### [TASK STATEMENT]
Print every line in the rows below from the one containing "x-tick-label: 2000 bbox=[56, 493, 86, 508]" through the one containing "point bbox=[232, 189, 244, 200]", inclusive, reproducing each verbatim.

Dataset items
────────────────────────────────────────

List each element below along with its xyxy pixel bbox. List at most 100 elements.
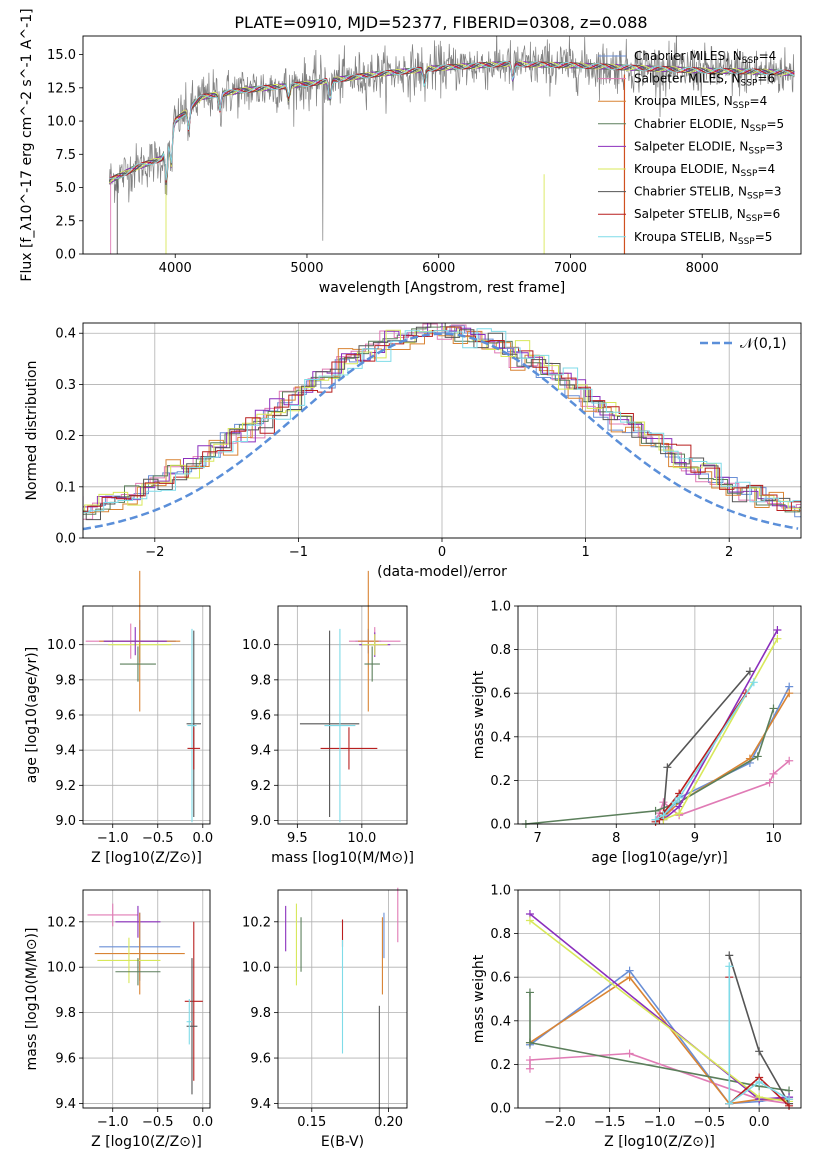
- weight-point-marker: [525, 1064, 534, 1073]
- legend-nssp-eq: =: [750, 94, 760, 108]
- weight-series-line: [529, 992, 790, 1092]
- axes-mass-vs-EBV: 0.15 0.20 9.4 9.6 9.8 10.0 10.2 E(B-V): [242, 887, 408, 1150]
- spectrum-model-line: [109, 61, 795, 183]
- legend-nssp-eq: =: [764, 185, 774, 199]
- y-tick-label: 12.5: [47, 81, 76, 96]
- weight-point-marker: [785, 689, 794, 698]
- legend-nssp-prefix: , N: [725, 49, 742, 63]
- x-tick-label: 7000: [554, 261, 587, 276]
- legend-nssp-sub: SSP: [746, 214, 763, 224]
- y-tick-label: 1.0: [490, 600, 511, 615]
- weight-point-marker: [725, 951, 734, 960]
- weight-point-marker: [765, 778, 774, 787]
- legend-nssp-sub: SSP: [738, 237, 755, 247]
- x-tick-label: 0.20: [374, 1115, 403, 1130]
- axes-frame: [82, 35, 802, 255]
- weight-point-marker: [659, 811, 668, 820]
- legend-entry: Salpeter STELIB, NSSP=6: [634, 207, 780, 224]
- y-tick-label: 10.0: [47, 638, 76, 653]
- legend-entry: 𝒩(0,1): [740, 336, 787, 352]
- weight-series-line: [662, 692, 790, 819]
- x-axis-label: (data-model)/error: [377, 564, 507, 580]
- legend-nssp-eq: =: [757, 72, 767, 86]
- legend-entry: Chabrier STELIB, NSSP=3: [634, 185, 782, 202]
- legend-nssp-sub: SSP: [750, 124, 767, 134]
- figure-title: PLATE=0910, MJD=52377, FIBERID=0308, z=0…: [234, 13, 647, 32]
- x-axis-label: mass [log10(M/M⊙)]: [271, 850, 414, 866]
- weight-point-marker: [755, 1077, 764, 1086]
- y-tick-label: 9.4: [55, 1097, 76, 1112]
- y-tick-label: 9.6: [55, 1052, 76, 1067]
- y-tick-label: 0.2: [55, 429, 76, 444]
- legend-entry: Chabrier MILES, NSSP=4: [634, 49, 776, 66]
- axes-spectrum: 4000 5000 6000 7000 8000 0.0 2.5 5.0 7.5 10.0 12.5…: [19, 8, 802, 296]
- axes-frame: [82, 605, 211, 825]
- x-tick-label: 0: [438, 545, 446, 560]
- y-tick-label: 15.0: [47, 48, 76, 63]
- axes-age-vs-mass: 9.5 10.0 9.0 9.2 9.4 9.6 9.8 10.0 mass [log10(M/…: [242, 570, 414, 866]
- legend-model-name: Salpeter MILES: [634, 72, 724, 86]
- weight-series-line: [654, 760, 790, 821]
- y-tick-label: 9.6: [250, 709, 271, 724]
- weight-point-marker: [773, 625, 782, 634]
- y-tick-label: 10.2: [242, 915, 271, 930]
- weight-point-marker: [785, 1095, 794, 1104]
- x-tick-label: −1.0: [644, 1115, 676, 1130]
- y-tick-label: 10.0: [47, 961, 76, 976]
- weight-point-marker: [525, 1038, 534, 1047]
- y-tick-label: 5.0: [55, 181, 76, 196]
- y-tick-label: 0.0: [490, 818, 511, 833]
- legend-nssp-prefix: , N: [733, 117, 750, 131]
- legend-nssp-sub: SSP: [742, 56, 759, 66]
- legend-nssp-value: 5: [765, 230, 773, 244]
- legend-nssp-eq: =: [763, 207, 773, 221]
- weight-series-line: [655, 692, 747, 823]
- y-tick-label: 9.6: [55, 709, 76, 724]
- weight-point-marker: [675, 809, 684, 818]
- x-tick-label: 0.0: [749, 1115, 770, 1130]
- y-tick-label: 0.0: [490, 1102, 511, 1117]
- y-tick-label: 7.5: [55, 148, 76, 163]
- x-tick-label: 10: [765, 831, 782, 846]
- x-axis-label: E(B-V): [321, 1134, 364, 1150]
- y-tick-label: 2.5: [55, 214, 76, 229]
- legend-nssp-prefix: , N: [716, 94, 733, 108]
- legend-model-name: Kroupa MILES: [634, 94, 716, 108]
- legend-entry: Kroupa STELIB, NSSP=5: [634, 230, 772, 247]
- x-tick-label: 5000: [290, 261, 323, 276]
- y-tick-label: 10.0: [47, 115, 76, 130]
- y-tick-label: 0.4: [490, 1014, 511, 1029]
- histogram-step: [83, 323, 801, 520]
- plots-layer: 4000 5000 6000 7000 80000.02.55.07.510.012.5…: [19, 8, 802, 1150]
- axes-age-vs-Z: −1.0 −0.5 0.0 9.0 9.2 9.4 9.6 9.8 10.0 Z [log10(Z…: [24, 570, 213, 866]
- axes-frame: [82, 322, 802, 539]
- weight-point-marker: [769, 769, 778, 778]
- x-tick-label: 6000: [422, 261, 455, 276]
- weight-point-marker: [769, 704, 778, 713]
- legend-model-name: Kroupa ELODIE: [634, 162, 724, 176]
- spectrum-model-line: [109, 60, 795, 181]
- legend-nssp-sub: SSP: [748, 146, 765, 156]
- legend-nssp-sub: SSP: [741, 169, 758, 179]
- legend-model-name: Chabrier ELODIE: [634, 117, 733, 131]
- y-tick-label: 9.8: [55, 1006, 76, 1021]
- legend-nssp-prefix: , N: [730, 185, 747, 199]
- legend-model-name: Kroupa STELIB: [634, 230, 721, 244]
- x-tick-label: 0.15: [297, 1115, 326, 1130]
- x-tick-label: 0.0: [192, 1115, 213, 1130]
- legend-nssp-prefix: , N: [721, 230, 738, 244]
- weight-point-marker: [625, 1049, 634, 1058]
- x-axis-label: wavelength [Angstrom, rest frame]: [319, 280, 565, 296]
- weight-point-marker: [755, 1093, 764, 1102]
- weight-point-marker: [785, 756, 794, 765]
- y-tick-label: 9.0: [55, 814, 76, 829]
- y-tick-label: 0.6: [490, 687, 511, 702]
- legend-model-name: Salpeter STELIB: [634, 207, 729, 221]
- legend-nssp-prefix: , N: [729, 207, 746, 221]
- y-tick-label: 0.0: [55, 248, 76, 263]
- legend-nssp-value: 4: [769, 49, 777, 63]
- x-tick-label: 4000: [159, 261, 192, 276]
- x-tick-label: 0.0: [192, 831, 213, 846]
- y-tick-label: 9.4: [55, 744, 76, 759]
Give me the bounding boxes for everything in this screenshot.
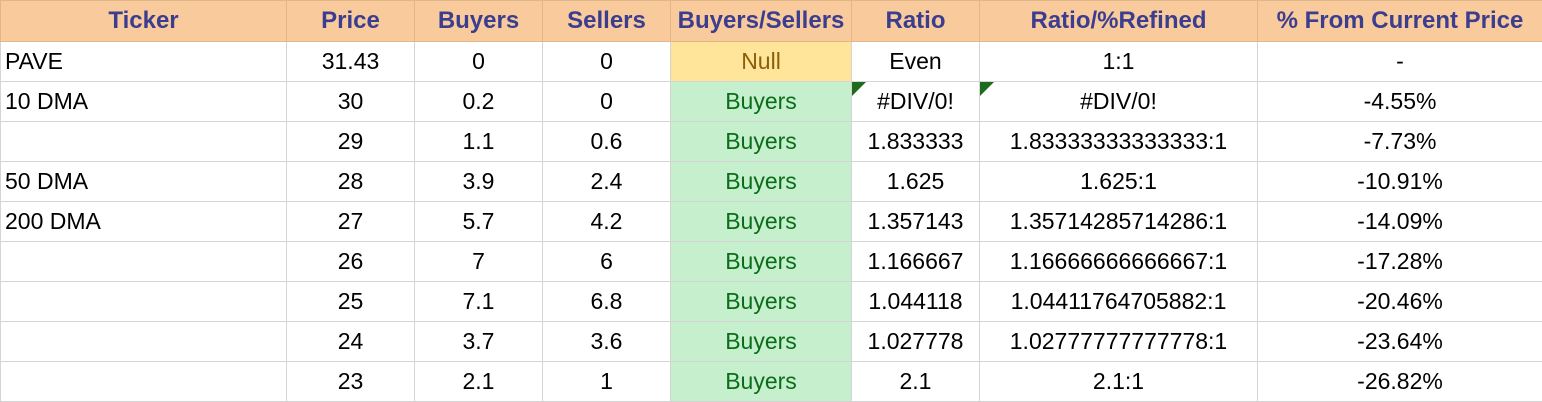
cell-buyers[interactable]: 3.9 bbox=[414, 161, 543, 202]
cell-price[interactable]: 29 bbox=[286, 121, 415, 162]
cell-pct-from-price[interactable]: -17.28% bbox=[1257, 241, 1542, 282]
cell-price[interactable]: 26 bbox=[286, 241, 415, 282]
cell-ratio-refined[interactable]: 1.35714285714286:1 bbox=[979, 201, 1258, 242]
cell-buyers[interactable]: 7 bbox=[414, 241, 543, 282]
cell-ratio[interactable]: 1.625 bbox=[851, 161, 980, 202]
cell-price[interactable]: 28 bbox=[286, 161, 415, 202]
cell-ratio-refined[interactable]: 1.16666666666667:1 bbox=[979, 241, 1258, 282]
cell-pct-from-price[interactable]: -23.64% bbox=[1257, 321, 1542, 362]
cell-ratio-error[interactable]: #DIV/0! bbox=[851, 81, 980, 122]
header-price[interactable]: Price bbox=[286, 0, 415, 42]
cell-price[interactable]: 30 bbox=[286, 81, 415, 122]
cell-pct-from-price[interactable]: -10.91% bbox=[1257, 161, 1542, 202]
cell-ratio[interactable]: 1.166667 bbox=[851, 241, 980, 282]
cell-ratio[interactable]: 2.1 bbox=[851, 361, 980, 402]
header-buyers-sellers[interactable]: Buyers/Sellers bbox=[670, 0, 852, 42]
cell-ratio[interactable]: 1.027778 bbox=[851, 321, 980, 362]
cell-price[interactable]: 24 bbox=[286, 321, 415, 362]
cell-pct-from-price[interactable]: -20.46% bbox=[1257, 281, 1542, 322]
cell-buyers-sellers[interactable]: Buyers bbox=[670, 201, 852, 242]
cell-sellers[interactable]: 4.2 bbox=[542, 201, 671, 242]
cell-sellers[interactable]: 6.8 bbox=[542, 281, 671, 322]
cell-buyers-sellers[interactable]: Buyers bbox=[670, 81, 852, 122]
cell-buyers-sellers[interactable]: Buyers bbox=[670, 361, 852, 402]
cell-ticker[interactable] bbox=[0, 361, 287, 402]
table-row: 200 DMA 27 5.7 4.2 Buyers 1.357143 1.357… bbox=[0, 201, 1542, 242]
table-row: 24 3.7 3.6 Buyers 1.027778 1.02777777777… bbox=[0, 321, 1542, 362]
cell-sellers[interactable]: 3.6 bbox=[542, 321, 671, 362]
cell-ticker[interactable] bbox=[0, 241, 287, 282]
header-ratio-refined[interactable]: Ratio/%Refined bbox=[979, 0, 1258, 42]
cell-ticker[interactable] bbox=[0, 281, 287, 322]
cell-buyers-sellers[interactable]: Buyers bbox=[670, 281, 852, 322]
cell-buyers[interactable]: 7.1 bbox=[414, 281, 543, 322]
cell-price[interactable]: 27 bbox=[286, 201, 415, 242]
cell-ratio-refined[interactable]: 1.83333333333333:1 bbox=[979, 121, 1258, 162]
table-row: 50 DMA 28 3.9 2.4 Buyers 1.625 1.625:1 -… bbox=[0, 161, 1542, 202]
cell-buyers[interactable]: 5.7 bbox=[414, 201, 543, 242]
cell-sellers[interactable]: 0 bbox=[542, 81, 671, 122]
cell-ratio-refined[interactable]: 1.625:1 bbox=[979, 161, 1258, 202]
cell-pct-from-price[interactable]: - bbox=[1257, 41, 1542, 82]
cell-sellers[interactable]: 6 bbox=[542, 241, 671, 282]
table-row: 26 7 6 Buyers 1.166667 1.16666666666667:… bbox=[0, 241, 1542, 282]
cell-pct-from-price[interactable]: -4.55% bbox=[1257, 81, 1542, 122]
cell-ratio-refined[interactable]: 1.02777777777778:1 bbox=[979, 321, 1258, 362]
cell-buyers-sellers[interactable]: Buyers bbox=[670, 241, 852, 282]
table-row: 29 1.1 0.6 Buyers 1.833333 1.83333333333… bbox=[0, 121, 1542, 162]
cell-price[interactable]: 31.43 bbox=[286, 41, 415, 82]
cell-sellers[interactable]: 0 bbox=[542, 41, 671, 82]
cell-buyers[interactable]: 3.7 bbox=[414, 321, 543, 362]
cell-ticker[interactable]: 10 DMA bbox=[0, 81, 287, 122]
cell-buyers[interactable]: 0 bbox=[414, 41, 543, 82]
cell-ratio[interactable]: Even bbox=[851, 41, 980, 82]
cell-price[interactable]: 23 bbox=[286, 361, 415, 402]
cell-ratio[interactable]: 1.357143 bbox=[851, 201, 980, 242]
cell-pct-from-price[interactable]: -26.82% bbox=[1257, 361, 1542, 402]
header-buyers[interactable]: Buyers bbox=[414, 0, 543, 42]
cell-ticker[interactable] bbox=[0, 321, 287, 362]
cell-buyers-sellers[interactable]: Buyers bbox=[670, 161, 852, 202]
header-ticker[interactable]: Ticker bbox=[0, 0, 287, 42]
header-pct-from-price[interactable]: % From Current Price bbox=[1257, 0, 1542, 42]
cell-ratio[interactable]: 1.833333 bbox=[851, 121, 980, 162]
cell-pct-from-price[interactable]: -7.73% bbox=[1257, 121, 1542, 162]
cell-ticker[interactable] bbox=[0, 121, 287, 162]
cell-ticker[interactable]: PAVE bbox=[0, 41, 287, 82]
cell-ratio-refined[interactable]: 2.1:1 bbox=[979, 361, 1258, 402]
cell-buyers[interactable]: 0.2 bbox=[414, 81, 543, 122]
table-row: 23 2.1 1 Buyers 2.1 2.1:1 -26.82% bbox=[0, 361, 1542, 402]
cell-ticker[interactable]: 50 DMA bbox=[0, 161, 287, 202]
cell-buyers-sellers[interactable]: Buyers bbox=[670, 321, 852, 362]
header-row: Ticker Price Buyers Sellers Buyers/Selle… bbox=[0, 0, 1542, 42]
header-sellers[interactable]: Sellers bbox=[542, 0, 671, 42]
cell-price[interactable]: 25 bbox=[286, 281, 415, 322]
cell-buyers[interactable]: 1.1 bbox=[414, 121, 543, 162]
table-row: 25 7.1 6.8 Buyers 1.044118 1.04411764705… bbox=[0, 281, 1542, 322]
cell-ratio[interactable]: 1.044118 bbox=[851, 281, 980, 322]
cell-sellers[interactable]: 1 bbox=[542, 361, 671, 402]
cell-ratio-refined[interactable]: 1.04411764705882:1 bbox=[979, 281, 1258, 322]
cell-ratio-refined[interactable]: 1:1 bbox=[979, 41, 1258, 82]
cell-ratio-refined-error[interactable]: #DIV/0! bbox=[979, 81, 1258, 122]
table-row: 10 DMA 30 0.2 0 Buyers #DIV/0! #DIV/0! -… bbox=[0, 81, 1542, 122]
cell-buyers-sellers[interactable]: Null bbox=[670, 41, 852, 82]
table-row: PAVE 31.43 0 0 Null Even 1:1 - bbox=[0, 41, 1542, 82]
cell-buyers[interactable]: 2.1 bbox=[414, 361, 543, 402]
header-ratio[interactable]: Ratio bbox=[851, 0, 980, 42]
cell-pct-from-price[interactable]: -14.09% bbox=[1257, 201, 1542, 242]
cell-buyers-sellers[interactable]: Buyers bbox=[670, 121, 852, 162]
cell-ticker[interactable]: 200 DMA bbox=[0, 201, 287, 242]
cell-sellers[interactable]: 2.4 bbox=[542, 161, 671, 202]
cell-sellers[interactable]: 0.6 bbox=[542, 121, 671, 162]
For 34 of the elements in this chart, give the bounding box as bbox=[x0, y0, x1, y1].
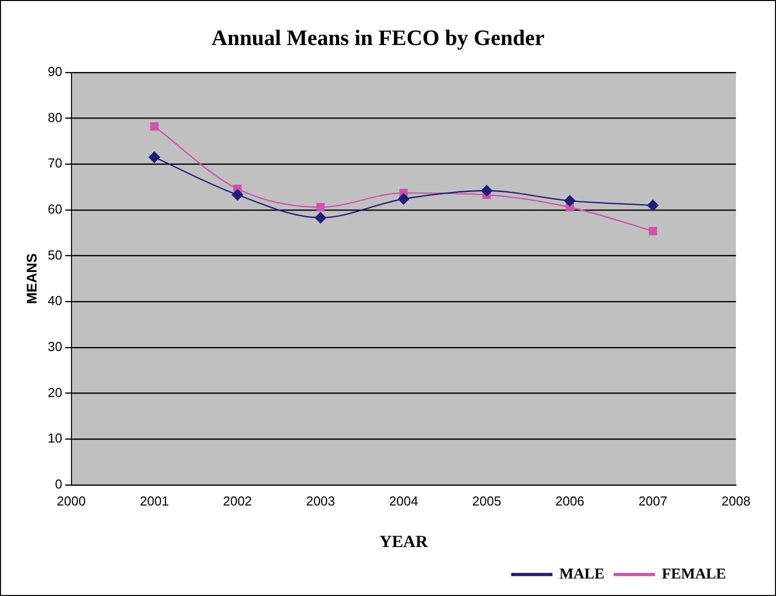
x-tick-label: 2000 bbox=[56, 493, 86, 508]
y-tick-label: 10 bbox=[48, 430, 62, 446]
legend-label: FEMALE bbox=[662, 566, 726, 582]
x-tick-label: 2001 bbox=[140, 493, 169, 508]
point bbox=[564, 195, 576, 206]
y-tick-label: 80 bbox=[48, 110, 62, 125]
y-tick-label: 30 bbox=[48, 339, 62, 354]
y-axis-title: MEANS bbox=[23, 253, 40, 304]
y-tick-label: 0 bbox=[55, 476, 62, 492]
point bbox=[232, 189, 244, 200]
point bbox=[398, 193, 410, 205]
point bbox=[150, 122, 159, 131]
point bbox=[647, 200, 659, 211]
x-tick-label: 2005 bbox=[472, 493, 502, 508]
x-tick-label: 2008 bbox=[722, 493, 750, 508]
y-tick-label: 70 bbox=[48, 156, 62, 171]
x-tick-label: 2007 bbox=[638, 493, 668, 508]
x-axis-title: YEAR bbox=[380, 532, 428, 552]
y-tick-label: 60 bbox=[48, 202, 62, 217]
legend-label: MALE bbox=[559, 566, 604, 582]
point bbox=[648, 226, 658, 236]
point bbox=[481, 185, 492, 196]
x-tick-label: 2006 bbox=[555, 493, 584, 508]
x-tick-label: 2002 bbox=[222, 493, 252, 508]
x-tick-label: 2004 bbox=[389, 493, 418, 508]
point bbox=[316, 202, 325, 212]
y-tick-label: 50 bbox=[48, 247, 62, 262]
chart-title: Annual Means in FECO by Gender bbox=[211, 24, 545, 50]
point bbox=[148, 152, 160, 163]
y-tick-label: 40 bbox=[48, 293, 62, 308]
y-tick-label: 90 bbox=[48, 64, 62, 79]
x-tick-label: 2003 bbox=[306, 493, 335, 508]
y-tick-label: 20 bbox=[48, 384, 62, 400]
point bbox=[314, 212, 326, 224]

────────────────────────────────────────

### [OUTPUT OF THE EXERCISE]
x-tick-label: 2000 bbox=[56, 493, 86, 508]
y-tick-label: 10 bbox=[48, 430, 62, 446]
legend-label: FEMALE bbox=[662, 566, 726, 582]
x-tick-label: 2001 bbox=[140, 493, 169, 508]
point bbox=[564, 195, 576, 206]
y-tick-label: 80 bbox=[48, 110, 62, 125]
y-tick-label: 30 bbox=[48, 339, 62, 354]
y-axis-title: MEANS bbox=[23, 253, 40, 304]
y-tick-label: 0 bbox=[55, 476, 62, 492]
point bbox=[232, 189, 244, 200]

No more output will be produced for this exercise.